** start of GIVEN PASSAGE **

[PATCH 04/27] Restrict /dev/mem and /dev/kmem when the kernel is locked down

David Howells dhowells at redhat.com
Thu Oct 19 14:51:02 UTC 2017


From: Matthew Garrett <matthew.garrett at nebula.com>

Allowing users to write to address space makes it possible for the kernel to
be subverted, avoiding module loading restrictions.  Prevent this when the
kernel has been locked down.

Signed-off-by: Matthew Garrett <matthew.garrett at nebula.com>
Signed-off-by: David Howells <dhowells at redhat.com>
---

 drivers/char/mem.c |    6 ++++++
 1 file changed, 6 insertions(+)

diff --git a/drivers/char/mem.c b/drivers/char/mem.c
index 593a8818aca9..b7c36898b689 100644
--- a/drivers/char/mem.c
+++ b/drivers/char/mem.c
@@ -179,6 +179,9 @@ static ssize_t write_mem(struct file *file, const char __user *buf,
 	if (p != *ppos)
 		return -EFBIG;
 
+	if (kernel_is_locked_down("/dev/mem"))

** end of GIVEN PASSAGE **

▶ _TASKS TO CARRY OUT_
1. Answer these questions using the kernel patch:
(a) Who is named on the "From:" line?
(b) How many insertions does the patch make?
(c) What does write_mem return when p != *ppos?
2. For each statement, answer yes or no according to the kernel patch, and quote the words that decide it.
(a) The patch was posted on a Thursday in October 2017.
(b) The patch deletes lines from drivers/char/mem.c.
(c) David Howells is the only person who signed off on the patch.
3. Copy the kernel patch word for word, starting at "[PATCH 04/27] Restrict" and ending at "been locked down.".

** start of GIVEN INFORMATION **

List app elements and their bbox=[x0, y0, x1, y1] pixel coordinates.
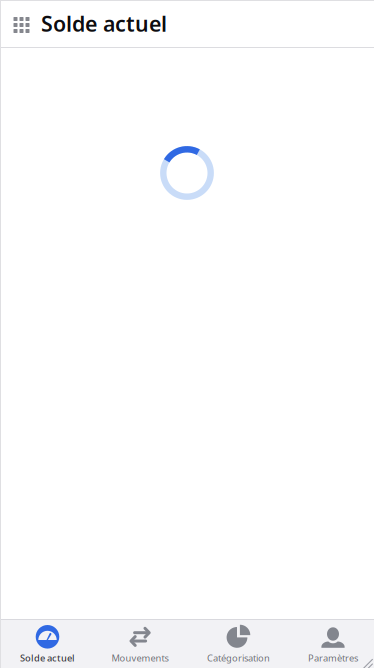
button[interactable]: Menu bbox=[13, 2, 30, 46]
staticText: Mouvements bbox=[112, 652, 168, 664]
staticText: Catégorisation bbox=[207, 652, 270, 664]
button[interactable]: Solde actuel bbox=[0, 618, 95, 668]
button[interactable]: Mouvements bbox=[95, 618, 185, 668]
button[interactable]: Catégorisation bbox=[185, 618, 292, 668]
staticText: Solde actuel bbox=[41, 9, 167, 38]
staticText: Solde actuel bbox=[20, 652, 75, 664]
button[interactable]: Paramètres bbox=[292, 618, 374, 668]
staticText: Paramètres bbox=[308, 652, 358, 664]
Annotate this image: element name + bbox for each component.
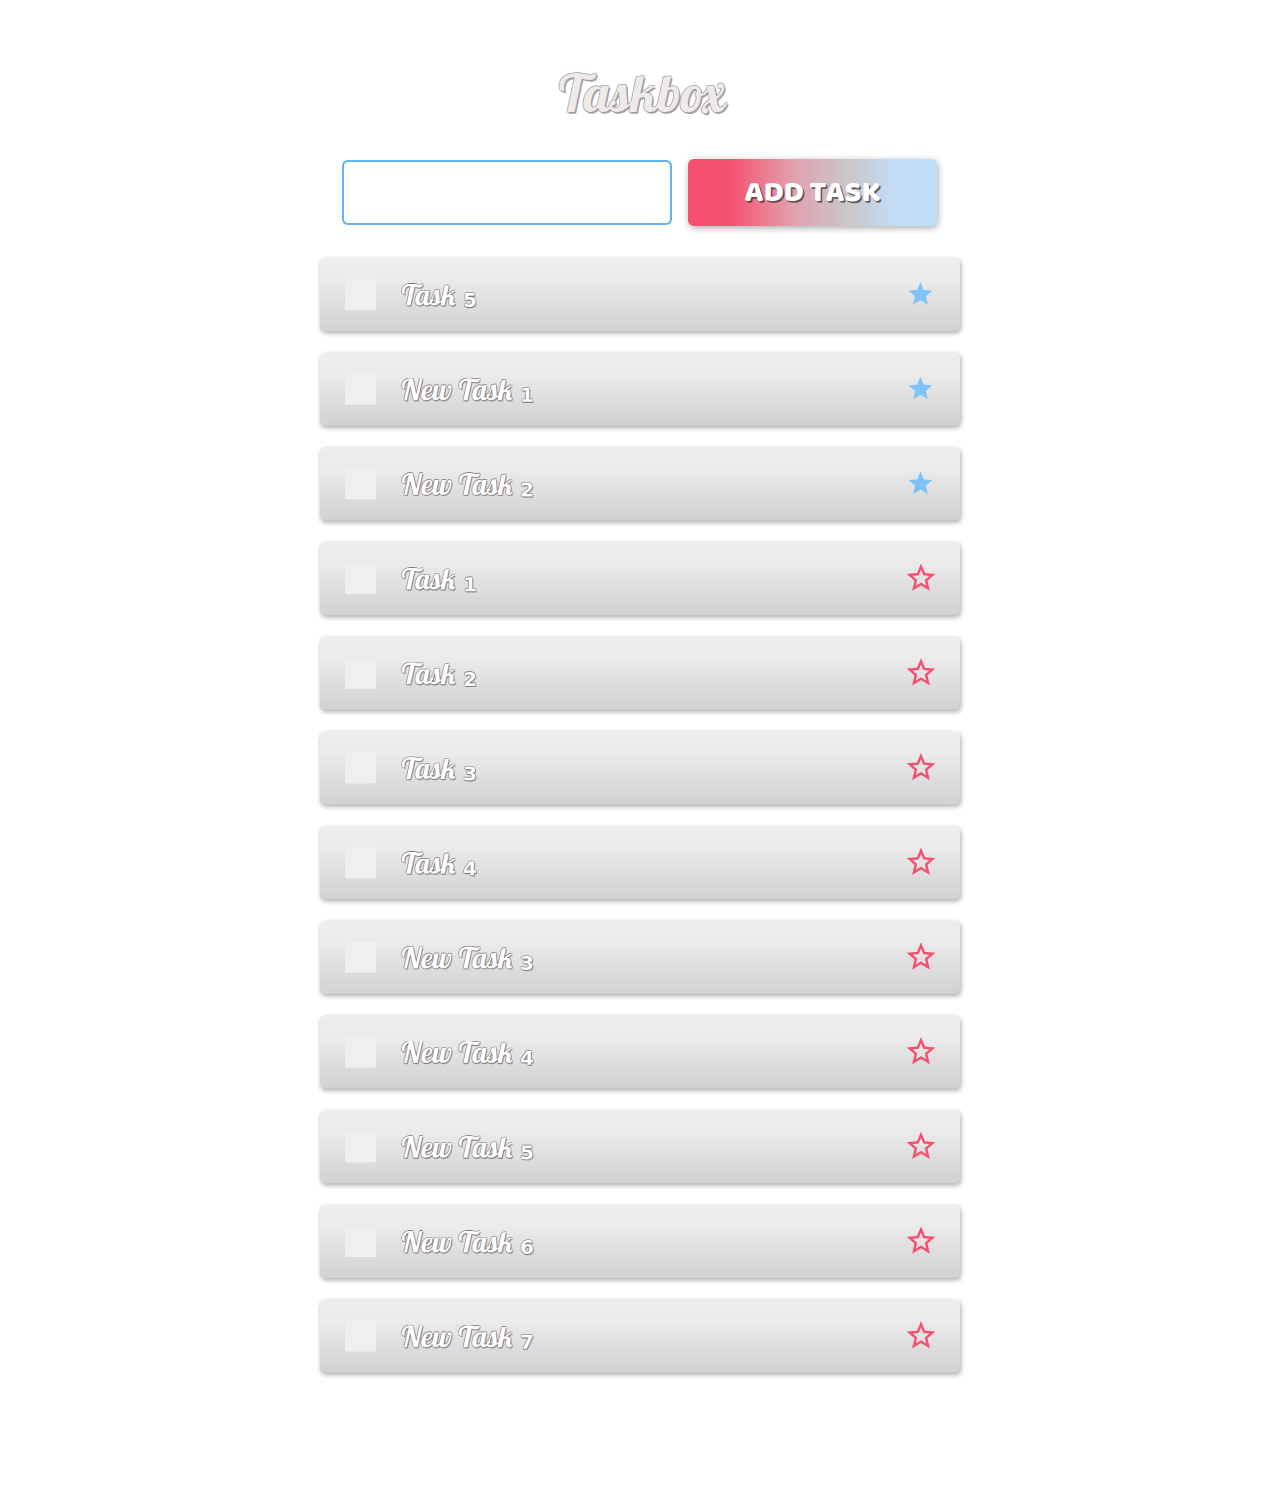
button[interactable]: Task [320,637,960,710]
staticText: Task [399,561,456,598]
staticText: 6 [521,1237,535,1260]
staticText: New Task [401,1224,515,1261]
button[interactable]: New Task [320,1110,960,1183]
staticText: New Task [399,1034,513,1071]
staticText: 6 [520,1236,534,1259]
staticText: 4 [519,1046,533,1069]
staticText: 4 [462,856,476,880]
staticText: New Task [399,372,513,408]
staticText: New Task [400,1128,514,1165]
staticText: 1 [519,383,533,406]
button[interactable]: Task [320,732,960,804]
staticText: 5 [520,1141,534,1164]
staticText: 3 [464,763,478,787]
button[interactable]: New Task [320,921,960,994]
staticText: Taskbox [556,60,724,125]
staticText: 1 [464,572,478,595]
staticText: 3 [521,953,535,976]
staticText: Task [400,560,457,597]
staticText: 3 [519,951,533,974]
staticText: New Task [399,1223,513,1259]
staticText: New Task [401,372,515,409]
button[interactable]: New Task [320,353,960,426]
staticText: Task [399,656,456,692]
staticText: 7 [521,1332,535,1355]
staticText: 1 [462,573,476,597]
staticText: 5 [462,289,476,312]
staticText: New Task [399,940,513,976]
staticText: New Task [401,1223,515,1259]
staticText: Task [400,844,457,881]
staticText: 3 [521,951,535,974]
staticText: New Task [401,467,515,504]
staticText: Task [400,655,457,692]
button[interactable]: New Task [320,1016,960,1089]
staticText: Taskbox [555,59,723,124]
staticText: 7 [519,1330,533,1353]
staticText: Taskbox [557,62,725,127]
staticText: New Task [399,1317,513,1354]
staticText: 1 [520,383,534,407]
staticText: 2 [520,478,534,501]
staticText: 5 [462,288,476,311]
staticText: Task [400,750,457,786]
button[interactable]: Task [320,826,960,899]
staticText: New Task [399,1128,513,1165]
staticText: Task [401,656,458,693]
staticText: Task [401,846,458,882]
staticText: 4 [521,1046,535,1069]
staticText: New Task [401,370,515,407]
staticText: 5 [464,290,478,313]
staticText: Task [399,277,456,314]
staticText: 2 [519,479,533,502]
staticText: New Task [401,938,515,975]
staticText: Task [399,654,456,691]
staticText: Task [401,749,458,786]
staticText: 2 [463,667,477,691]
staticText: 5 [463,289,477,312]
staticText: New Task [400,1318,514,1355]
staticText: New Task [399,370,513,407]
staticText: New Task [400,1034,514,1070]
staticText: 6 [519,1235,533,1258]
button[interactable]: ADD TASK [688,159,937,226]
staticText: New Task [401,1319,515,1356]
button[interactable]: New Task [320,1300,960,1373]
button[interactable]: New Task [320,447,960,520]
staticText: Task [400,276,457,313]
staticText: New Task [400,1223,514,1260]
staticText: Task [399,845,456,882]
staticText: 2 [464,667,478,690]
staticText: New Task [401,465,515,502]
staticText: 1 [464,574,478,597]
button[interactable]: Task [320,258,960,331]
staticText: 5 [464,288,478,311]
staticText: 2 [464,669,478,692]
staticText: New Task [400,939,514,976]
staticText: New Task [399,1129,513,1166]
staticText: 2 [521,477,535,501]
staticText: Task [401,654,458,691]
staticText: 4 [463,857,477,880]
staticText: Task [401,844,458,880]
button[interactable]: Task [320,542,960,615]
button[interactable]: New Task [320,1205,960,1278]
staticText: Task [401,562,458,598]
staticText: 3 [462,763,476,786]
staticText: New Task [399,465,513,502]
staticText: 1 [462,572,476,595]
staticText: Task [399,276,456,312]
staticText: 3 [464,762,478,785]
staticText: Taskbox [555,61,723,126]
staticText: 1 [463,573,477,596]
staticText: New Task [401,1033,515,1070]
staticText: New Task [399,1033,513,1070]
staticText: ADD TASK [744,168,880,217]
staticText: 3 [519,952,533,975]
staticText: Task [399,749,456,786]
staticText: 7 [521,1330,535,1353]
staticText: 6 [521,1235,535,1258]
staticText: 2 [519,477,533,501]
staticText: Task [401,277,458,314]
staticText: 7 [519,1331,533,1354]
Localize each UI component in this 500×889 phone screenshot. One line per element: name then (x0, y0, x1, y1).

** end of GIVEN INFORMATION **

▶ _ANSWERS PROVIDED_
1.
(a) Matthew Garrett
(b) 6
(c) -EFBIG

2.
(a) Yes: "Thu Oct 19 14:51:02 UTC 2017"
(b) No: "1 file changed, 6 insertions(+)"
(c) No: "Signed-off-by: Matthew Garrett <matthew.garrett at nebula.com>"

3.
[PATCH 04/27] Restrict /dev/mem and /dev/kmem when the kernel is locked down

David Howells dhowells at redhat.com
Thu Oct 19 14:51:02 UTC 2017


From: Matthew Garrett <matthew.garrett at nebula.com>

Allowing users to write to address space makes it possible for the kernel to
be subverted, avoiding module loading restrictions.  Prevent this when the
kernel has been locked down.